Your instructions: Set down the material once more, exactly as it appears.

(Extracted data entries)
___
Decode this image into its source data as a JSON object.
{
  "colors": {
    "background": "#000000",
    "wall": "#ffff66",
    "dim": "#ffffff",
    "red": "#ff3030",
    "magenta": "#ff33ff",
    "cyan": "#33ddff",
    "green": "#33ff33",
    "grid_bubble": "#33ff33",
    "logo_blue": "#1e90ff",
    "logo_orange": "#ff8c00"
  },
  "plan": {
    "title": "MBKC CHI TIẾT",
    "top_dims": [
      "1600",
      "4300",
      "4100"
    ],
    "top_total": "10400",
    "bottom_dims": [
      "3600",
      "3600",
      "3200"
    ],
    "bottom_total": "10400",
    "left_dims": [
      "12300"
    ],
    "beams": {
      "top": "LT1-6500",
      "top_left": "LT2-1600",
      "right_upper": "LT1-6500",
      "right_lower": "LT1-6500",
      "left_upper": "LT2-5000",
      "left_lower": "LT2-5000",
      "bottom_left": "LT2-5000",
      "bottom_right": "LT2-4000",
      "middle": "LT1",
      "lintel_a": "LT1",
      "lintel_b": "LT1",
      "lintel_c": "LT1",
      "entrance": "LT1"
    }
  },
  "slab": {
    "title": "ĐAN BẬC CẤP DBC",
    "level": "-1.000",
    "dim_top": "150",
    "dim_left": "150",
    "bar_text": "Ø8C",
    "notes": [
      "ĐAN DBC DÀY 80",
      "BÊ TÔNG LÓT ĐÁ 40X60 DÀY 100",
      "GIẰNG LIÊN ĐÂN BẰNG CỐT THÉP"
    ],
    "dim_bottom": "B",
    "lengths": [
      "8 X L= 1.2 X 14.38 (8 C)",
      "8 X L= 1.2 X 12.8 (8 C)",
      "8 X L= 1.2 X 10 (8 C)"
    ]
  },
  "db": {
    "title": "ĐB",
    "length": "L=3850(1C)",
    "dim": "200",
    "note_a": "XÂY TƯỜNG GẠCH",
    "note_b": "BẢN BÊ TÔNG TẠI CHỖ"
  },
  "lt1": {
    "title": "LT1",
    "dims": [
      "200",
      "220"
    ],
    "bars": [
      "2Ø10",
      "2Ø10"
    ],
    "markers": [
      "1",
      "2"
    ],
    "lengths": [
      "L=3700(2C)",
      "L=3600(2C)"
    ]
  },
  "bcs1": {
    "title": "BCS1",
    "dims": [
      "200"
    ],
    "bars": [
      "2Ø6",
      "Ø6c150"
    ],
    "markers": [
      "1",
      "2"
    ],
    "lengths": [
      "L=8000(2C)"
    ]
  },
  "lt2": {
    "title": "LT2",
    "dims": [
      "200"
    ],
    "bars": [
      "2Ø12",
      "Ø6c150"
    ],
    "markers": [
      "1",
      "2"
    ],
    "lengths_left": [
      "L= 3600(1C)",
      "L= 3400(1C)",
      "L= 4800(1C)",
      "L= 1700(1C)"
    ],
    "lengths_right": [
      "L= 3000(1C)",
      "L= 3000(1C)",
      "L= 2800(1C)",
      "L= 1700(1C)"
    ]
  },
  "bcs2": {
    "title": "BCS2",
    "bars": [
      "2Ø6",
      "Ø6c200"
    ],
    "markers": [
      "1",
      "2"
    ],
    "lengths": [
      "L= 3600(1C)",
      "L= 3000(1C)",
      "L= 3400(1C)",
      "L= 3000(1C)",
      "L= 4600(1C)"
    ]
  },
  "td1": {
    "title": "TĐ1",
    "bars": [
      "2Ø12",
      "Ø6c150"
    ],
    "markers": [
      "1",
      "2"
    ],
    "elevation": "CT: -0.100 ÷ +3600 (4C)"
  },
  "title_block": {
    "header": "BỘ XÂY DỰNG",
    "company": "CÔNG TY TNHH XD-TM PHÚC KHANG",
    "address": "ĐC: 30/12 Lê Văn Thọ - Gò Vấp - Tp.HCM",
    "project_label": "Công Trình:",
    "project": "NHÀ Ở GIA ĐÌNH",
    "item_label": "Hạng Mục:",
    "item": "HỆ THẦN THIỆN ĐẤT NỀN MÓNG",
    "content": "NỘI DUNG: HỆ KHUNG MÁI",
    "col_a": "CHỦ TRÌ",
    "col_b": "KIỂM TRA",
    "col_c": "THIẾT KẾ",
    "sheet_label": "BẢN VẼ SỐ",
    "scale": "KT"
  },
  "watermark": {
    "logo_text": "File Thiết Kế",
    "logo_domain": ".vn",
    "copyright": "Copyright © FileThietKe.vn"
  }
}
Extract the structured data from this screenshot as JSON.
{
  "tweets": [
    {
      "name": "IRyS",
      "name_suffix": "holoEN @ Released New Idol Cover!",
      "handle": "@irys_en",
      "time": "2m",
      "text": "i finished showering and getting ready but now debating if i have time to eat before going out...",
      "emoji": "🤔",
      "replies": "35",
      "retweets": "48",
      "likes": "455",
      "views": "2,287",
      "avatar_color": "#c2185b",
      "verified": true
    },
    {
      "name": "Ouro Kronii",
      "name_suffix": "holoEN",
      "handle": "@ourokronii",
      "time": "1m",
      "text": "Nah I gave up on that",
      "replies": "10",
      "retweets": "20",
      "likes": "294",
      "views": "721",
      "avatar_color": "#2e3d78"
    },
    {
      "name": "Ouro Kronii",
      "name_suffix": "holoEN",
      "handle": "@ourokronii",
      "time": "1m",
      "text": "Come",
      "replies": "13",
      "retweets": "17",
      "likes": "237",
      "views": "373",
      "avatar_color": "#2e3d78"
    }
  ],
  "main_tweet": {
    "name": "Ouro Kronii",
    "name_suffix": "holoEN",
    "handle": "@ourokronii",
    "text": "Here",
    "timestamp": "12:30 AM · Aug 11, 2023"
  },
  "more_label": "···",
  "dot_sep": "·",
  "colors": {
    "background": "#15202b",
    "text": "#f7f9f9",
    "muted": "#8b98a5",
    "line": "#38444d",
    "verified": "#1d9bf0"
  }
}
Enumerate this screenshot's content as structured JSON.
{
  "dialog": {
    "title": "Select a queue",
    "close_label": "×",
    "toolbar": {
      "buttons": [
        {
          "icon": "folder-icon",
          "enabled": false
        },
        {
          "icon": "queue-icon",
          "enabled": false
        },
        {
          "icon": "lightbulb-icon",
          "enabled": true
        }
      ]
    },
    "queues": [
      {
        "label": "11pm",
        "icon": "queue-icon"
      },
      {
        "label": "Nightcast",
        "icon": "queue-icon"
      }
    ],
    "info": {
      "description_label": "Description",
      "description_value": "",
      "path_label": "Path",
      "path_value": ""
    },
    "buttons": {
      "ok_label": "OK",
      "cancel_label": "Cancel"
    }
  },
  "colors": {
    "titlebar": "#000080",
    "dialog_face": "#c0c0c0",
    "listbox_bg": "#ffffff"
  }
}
___
Final result:
Decode this image into its source data as a JSON object.
{
  "colors": {
    "background": "#000000",
    "wall": "#ffff66",
    "dim": "#ffffff",
    "red": "#ff3030",
    "magenta": "#ff33ff",
    "cyan": "#33ddff",
    "green": "#33ff33",
    "grid_bubble": "#33ff33",
    "logo_blue": "#1e90ff",
    "logo_orange": "#ff8c00"
  },
  "plan": {
    "title": "MBKC CHI TIẾT",
    "top_dims": [
      "1600",
      "4300",
      "4100"
    ],
    "top_total": "10400",
    "bottom_dims": [
      "3600",
      "3600",
      "3200"
    ],
    "bottom_total": "10400",
    "left_dims": [
      "12300"
    ],
    "beams": {
      "top": "LT1-6500",
      "top_left": "LT2-1600",
      "right_upper": "LT1-6500",
      "right_lower": "LT1-6500",
      "left_upper": "LT2-5000",
      "left_lower": "LT2-5000",
      "bottom_left": "LT2-5000",
      "bottom_right": "LT2-4000",
      "middle": "LT1",
      "lintel_a": "LT1",
      "lintel_b": "LT1",
      "lintel_c": "LT1",
      "entrance": "LT1"
    }
  },
  "slab": {
    "title": "ĐAN BẬC CẤP DBC",
    "level": "-1.000",
    "dim_top": "150",
    "dim_left": "150",
    "bar_text": "Ø8C",
    "notes": [
      "ĐAN DBC DÀY 80",
      "BÊ TÔNG LÓT ĐÁ 40X60 DÀY 100",
      "GIẰNG LIÊN ĐÂN BẰNG CỐT THÉP"
    ],
    "dim_bottom": "B",
    "lengths": [
      "8 X L= 1.2 X 14.38 (8 C)",
      "8 X L= 1.2 X 12.8 (8 C)",
      "8 X L= 1.2 X 10 (8 C)"
    ]
  },
  "db": {
    "title": "ĐB",
    "length": "L=3850(1C)",
    "dim": "200",
    "note_a": "XÂY TƯỜNG GẠCH",
    "note_b": "BẢN BÊ TÔNG TẠI CHỖ"
  },
  "lt1": {
    "title": "LT1",
    "dims": [
      "200",
      "220"
    ],
    "bars": [
      "2Ø10",
      "2Ø10"
    ],
    "markers": [
      "1",
      "2"
    ],
    "lengths": [
      "L=3700(2C)",
      "L=3600(2C)"
    ]
  },
  "bcs1": {
    "title": "BCS1",
    "dims": [
      "200"
    ],
    "bars": [
      "2Ø6",
      "Ø6c150"
    ],
    "markers": [
      "1",
      "2"
    ],
    "lengths": [
      "L=8000(2C)"
    ]
  },
  "lt2": {
    "title": "LT2",
    "dims": [
      "200"
    ],
    "bars": [
      "2Ø12",
      "Ø6c150"
    ],
    "markers": [
      "1",
      "2"
    ],
    "lengths_left": [
      "L= 3600(1C)",
      "L= 3400(1C)",
      "L= 4800(1C)",
      "L= 1700(1C)"
    ],
    "lengths_right": [
      "L= 3000(1C)",
      "L= 3000(1C)",
      "L= 2800(1C)",
      "L= 1700(1C)"
    ]
  },
  "bcs2": {
    "title": "BCS2",
    "bars": [
      "2Ø6",
      "Ø6c200"
    ],
    "markers": [
      "1",
      "2"
    ],
    "lengths": [
      "L= 3600(1C)",
      "L= 3000(1C)",
      "L= 3400(1C)",
      "L= 3000(1C)",
      "L= 4600(1C)"
    ]
  },
  "td1": {
    "title": "TĐ1",
    "bars": [
      "2Ø12",
      "Ø6c150"
    ],
    "markers": [
      "1",
      "2"
    ],
    "elevation": "CT: -0.100 ÷ +3600 (4C)"
  },
  "title_block": {
    "header": "BỘ XÂY DỰNG",
    "company": "CÔNG TY TNHH XD-TM PHÚC KHANG",
    "address": "ĐC: 30/12 Lê Văn Thọ - Gò Vấp - Tp.HCM",
    "project_label": "Công Trình:",
    "project": "NHÀ Ở GIA ĐÌNH",
    "item_label": "Hạng Mục:",
    "item": "HỆ THẦN THIỆN ĐẤT NỀN MÓNG",
    "content": "NỘI DUNG: HỆ KHUNG MÁI",
    "col_a": "CHỦ TRÌ",
    "col_b": "KIỂM TRA",
    "col_c": "THIẾT KẾ",
    "sheet_label": "BẢN VẼ SỐ",
    "scale": "KT"
  },
  "watermark": {
    "logo_text": "File Thiết Kế",
    "logo_domain": ".vn",
    "copyright": "Copyright © FileThietKe.vn"
  }
}
Extract the structured data from this screenshot as JSON.
{
  "tweets": [
    {
      "name": "IRyS",
      "name_suffix": "holoEN @ Released New Idol Cover!",
      "handle": "@irys_en",
      "time": "2m",
      "text": "i finished showering and getting ready but now debating if i have time to eat before going out...",
      "emoji": "🤔",
      "replies": "35",
      "retweets": "48",
      "likes": "455",
      "views": "2,287",
      "avatar_color": "#c2185b",
      "verified": true
    },
    {
      "name": "Ouro Kronii",
      "name_suffix": "holoEN",
      "handle": "@ourokronii",
      "time": "1m",
      "text": "Nah I gave up on that",
      "replies": "10",
      "retweets": "20",
      "likes": "294",
      "views": "721",
      "avatar_color": "#2e3d78"
    },
    {
      "name": "Ouro Kronii",
      "name_suffix": "holoEN",
      "handle": "@ourokronii",
      "time": "1m",
      "text": "Come",
      "replies": "13",
      "retweets": "17",
      "likes": "237",
      "views": "373",
      "avatar_color": "#2e3d78"
    }
  ],
  "main_tweet": {
    "name": "Ouro Kronii",
    "name_suffix": "holoEN",
    "handle": "@ourokronii",
    "text": "Here",
    "timestamp": "12:30 AM · Aug 11, 2023"
  },
  "more_label": "···",
  "dot_sep": "·",
  "colors": {
    "background": "#15202b",
    "text": "#f7f9f9",
    "muted": "#8b98a5",
    "line": "#38444d",
    "verified": "#1d9bf0"
  }
}
Enumerate this screenshot's content as structured JSON.
{
  "dialog": {
    "title": "Select a queue",
    "close_label": "×",
    "toolbar": {
      "buttons": [
        {
          "icon": "folder-icon",
          "enabled": false
        },
        {
          "icon": "queue-icon",
          "enabled": false
        },
        {
          "icon": "lightbulb-icon",
          "enabled": true
        }
      ]
    },
    "queues": [
      {
        "label": "11pm",
        "icon": "queue-icon"
      },
      {
        "label": "Nightcast",
        "icon": "queue-icon"
      }
    ],
    "info": {
      "description_label": "Description",
      "description_value": "",
      "path_label": "Path",
      "path_value": ""
    },
    "buttons": {
      "ok_label": "OK",
      "cancel_label": "Cancel"
    }
  },
  "colors": {
    "titlebar": "#000080",
    "dialog_face": "#c0c0c0",
    "listbox_bg": "#ffffff"
  }
}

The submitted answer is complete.